*SHORT PROBLEM*.
Transcribe the listing below word for word.

───── DATA LINES ─────

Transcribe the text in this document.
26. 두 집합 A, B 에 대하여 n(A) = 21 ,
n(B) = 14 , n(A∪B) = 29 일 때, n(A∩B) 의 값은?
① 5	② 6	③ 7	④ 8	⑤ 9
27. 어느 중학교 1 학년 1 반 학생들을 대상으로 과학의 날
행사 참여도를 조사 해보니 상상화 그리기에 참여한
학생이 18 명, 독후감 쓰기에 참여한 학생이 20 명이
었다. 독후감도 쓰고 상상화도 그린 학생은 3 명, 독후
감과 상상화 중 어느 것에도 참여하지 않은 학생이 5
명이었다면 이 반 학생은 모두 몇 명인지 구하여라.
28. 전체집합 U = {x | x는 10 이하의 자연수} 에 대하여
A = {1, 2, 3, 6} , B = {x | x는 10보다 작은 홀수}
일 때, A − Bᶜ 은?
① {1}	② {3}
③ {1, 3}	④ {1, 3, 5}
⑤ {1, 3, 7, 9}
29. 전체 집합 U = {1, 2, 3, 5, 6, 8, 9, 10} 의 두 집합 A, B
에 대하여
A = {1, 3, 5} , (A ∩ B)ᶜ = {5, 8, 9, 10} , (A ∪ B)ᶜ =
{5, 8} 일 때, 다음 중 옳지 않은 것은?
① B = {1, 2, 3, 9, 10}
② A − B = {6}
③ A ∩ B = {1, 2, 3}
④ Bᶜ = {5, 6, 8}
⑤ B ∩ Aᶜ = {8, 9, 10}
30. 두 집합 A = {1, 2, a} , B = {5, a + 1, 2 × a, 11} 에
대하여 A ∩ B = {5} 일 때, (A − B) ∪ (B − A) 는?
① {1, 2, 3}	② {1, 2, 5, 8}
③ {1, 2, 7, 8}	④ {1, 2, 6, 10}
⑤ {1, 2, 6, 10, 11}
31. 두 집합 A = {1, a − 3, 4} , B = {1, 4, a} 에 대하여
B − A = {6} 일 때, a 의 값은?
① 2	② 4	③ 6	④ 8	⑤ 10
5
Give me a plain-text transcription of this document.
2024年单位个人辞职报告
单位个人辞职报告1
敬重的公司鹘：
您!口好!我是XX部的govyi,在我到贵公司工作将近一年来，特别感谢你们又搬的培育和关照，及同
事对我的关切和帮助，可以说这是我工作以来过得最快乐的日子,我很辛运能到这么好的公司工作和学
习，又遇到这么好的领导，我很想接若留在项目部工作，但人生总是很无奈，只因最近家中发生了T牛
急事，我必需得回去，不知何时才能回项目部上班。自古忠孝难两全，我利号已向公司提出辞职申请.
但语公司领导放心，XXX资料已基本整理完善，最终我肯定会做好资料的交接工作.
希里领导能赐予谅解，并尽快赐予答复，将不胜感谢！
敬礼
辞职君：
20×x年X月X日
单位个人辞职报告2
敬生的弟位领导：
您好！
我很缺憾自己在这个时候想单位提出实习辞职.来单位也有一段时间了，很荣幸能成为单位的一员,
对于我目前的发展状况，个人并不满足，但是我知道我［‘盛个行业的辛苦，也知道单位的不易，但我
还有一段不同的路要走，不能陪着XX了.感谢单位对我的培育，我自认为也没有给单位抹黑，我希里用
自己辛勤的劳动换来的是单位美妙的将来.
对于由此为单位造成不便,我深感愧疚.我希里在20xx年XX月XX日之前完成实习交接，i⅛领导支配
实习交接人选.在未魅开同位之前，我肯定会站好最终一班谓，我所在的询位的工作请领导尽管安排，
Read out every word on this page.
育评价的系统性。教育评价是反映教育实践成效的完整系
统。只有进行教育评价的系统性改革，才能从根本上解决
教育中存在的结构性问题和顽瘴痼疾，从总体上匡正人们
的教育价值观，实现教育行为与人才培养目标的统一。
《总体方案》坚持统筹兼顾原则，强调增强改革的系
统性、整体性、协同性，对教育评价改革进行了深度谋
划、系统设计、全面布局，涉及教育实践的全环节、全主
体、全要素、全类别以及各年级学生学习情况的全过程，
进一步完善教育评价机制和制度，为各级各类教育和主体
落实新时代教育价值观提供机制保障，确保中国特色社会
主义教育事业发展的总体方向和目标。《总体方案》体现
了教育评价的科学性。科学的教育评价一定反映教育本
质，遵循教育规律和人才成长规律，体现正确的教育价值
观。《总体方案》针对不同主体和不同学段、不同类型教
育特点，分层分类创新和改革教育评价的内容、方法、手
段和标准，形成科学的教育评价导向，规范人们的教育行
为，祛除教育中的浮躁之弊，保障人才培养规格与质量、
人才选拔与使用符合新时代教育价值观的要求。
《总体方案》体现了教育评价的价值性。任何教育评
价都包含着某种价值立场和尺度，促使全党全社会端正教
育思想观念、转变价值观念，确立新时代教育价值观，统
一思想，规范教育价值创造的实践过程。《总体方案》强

─────

*PROBLEM SOLUTION*.
Transcribe the text in this document.
26. 두 집합 A, B 에 대하여 n(A) = 21 ,
n(B) = 14 , n(A∪B) = 29 일 때, n(A∩B) 의 값은?
① 5	② 6	③ 7	④ 8	⑤ 9
27. 어느 중학교 1 학년 1 반 학생들을 대상으로 과학의 날
행사 참여도를 조사 해보니 상상화 그리기에 참여한
학생이 18 명, 독후감 쓰기에 참여한 학생이 20 명이
었다. 독후감도 쓰고 상상화도 그린 학생은 3 명, 독후
감과 상상화 중 어느 것에도 참여하지 않은 학생이 5
명이었다면 이 반 학생은 모두 몇 명인지 구하여라.
28. 전체집합 U = {x | x는 10 이하의 자연수} 에 대하여
A = {1, 2, 3, 6} , B = {x | x는 10보다 작은 홀수}
일 때, A − Bᶜ 은?
① {1}	② {3}
③ {1, 3}	④ {1, 3, 5}
⑤ {1, 3, 7, 9}
29. 전체 집합 U = {1, 2, 3, 5, 6, 8, 9, 10} 의 두 집합 A, B
에 대하여
A = {1, 3, 5} , (A ∩ B)ᶜ = {5, 8, 9, 10} , (A ∪ B)ᶜ =
{5, 8} 일 때, 다음 중 옳지 않은 것은?
① B = {1, 2, 3, 9, 10}
② A − B = {6}
③ A ∩ B = {1, 2, 3}
④ Bᶜ = {5, 6, 8}
⑤ B ∩ Aᶜ = {8, 9, 10}
30. 두 집합 A = {1, 2, a} , B = {5, a + 1, 2 × a, 11} 에
대하여 A ∩ B = {5} 일 때, (A − B) ∪ (B − A) 는?
① {1, 2, 3}	② {1, 2, 5, 8}
③ {1, 2, 7, 8}	④ {1, 2, 6, 10}
⑤ {1, 2, 6, 10, 11}
31. 두 집합 A = {1, a − 3, 4} , B = {1, 4, a} 에 대하여
B − A = {6} 일 때, a 의 값은?
① 2	② 4	③ 6	④ 8	⑤ 10
5
Give me a plain-text transcription of this document.
2024年单位个人辞职报告
单位个人辞职报告1
敬重的公司鹘：
您!口好!我是XX部的govyi,在我到贵公司工作将近一年来，特别感谢你们又搬的培育和关照，及同
事对我的关切和帮助，可以说这是我工作以来过得最快乐的日子,我很辛运能到这么好的公司工作和学
习，又遇到这么好的领导，我很想接若留在项目部工作，但人生总是很无奈，只因最近家中发生了T牛
急事，我必需得回去，不知何时才能回项目部上班。自古忠孝难两全，我利号已向公司提出辞职申请.
但语公司领导放心，XXX资料已基本整理完善，最终我肯定会做好资料的交接工作.
希里领导能赐予谅解，并尽快赐予答复，将不胜感谢！
敬礼
辞职君：
20×x年X月X日
单位个人辞职报告2
敬生的弟位领导：
您好！
我很缺憾自己在这个时候想单位提出实习辞职.来单位也有一段时间了，很荣幸能成为单位的一员,
对于我目前的发展状况，个人并不满足，但是我知道我［‘盛个行业的辛苦，也知道单位的不易，但我
还有一段不同的路要走，不能陪着XX了.感谢单位对我的培育，我自认为也没有给单位抹黑，我希里用
自己辛勤的劳动换来的是单位美妙的将来.
对于由此为单位造成不便,我深感愧疚.我希里在20xx年XX月XX日之前完成实习交接，i⅛领导支配
实习交接人选.在未魅开同位之前，我肯定会站好最终一班谓，我所在的询位的工作请领导尽管安排，
Read out every word on this page.
育评价的系统性。教育评价是反映教育实践成效的完整系
统。只有进行教育评价的系统性改革，才能从根本上解决
教育中存在的结构性问题和顽瘴痼疾，从总体上匡正人们
的教育价值观，实现教育行为与人才培养目标的统一。
《总体方案》坚持统筹兼顾原则，强调增强改革的系
统性、整体性、协同性，对教育评价改革进行了深度谋
划、系统设计、全面布局，涉及教育实践的全环节、全主
体、全要素、全类别以及各年级学生学习情况的全过程，
进一步完善教育评价机制和制度，为各级各类教育和主体
落实新时代教育价值观提供机制保障，确保中国特色社会
主义教育事业发展的总体方向和目标。《总体方案》体现
了教育评价的科学性。科学的教育评价一定反映教育本
质，遵循教育规律和人才成长规律，体现正确的教育价值
观。《总体方案》针对不同主体和不同学段、不同类型教
育特点，分层分类创新和改革教育评价的内容、方法、手
段和标准，形成科学的教育评价导向，规范人们的教育行
为，祛除教育中的浮躁之弊，保障人才培养规格与质量、
人才选拔与使用符合新时代教育价值观的要求。
《总体方案》体现了教育评价的价值性。任何教育评
价都包含着某种价值立场和尺度，促使全党全社会端正教
育思想观念、转变价值观念，确立新时代教育价值观，统
一思想，规范教育价值创造的实践过程。《总体方案》强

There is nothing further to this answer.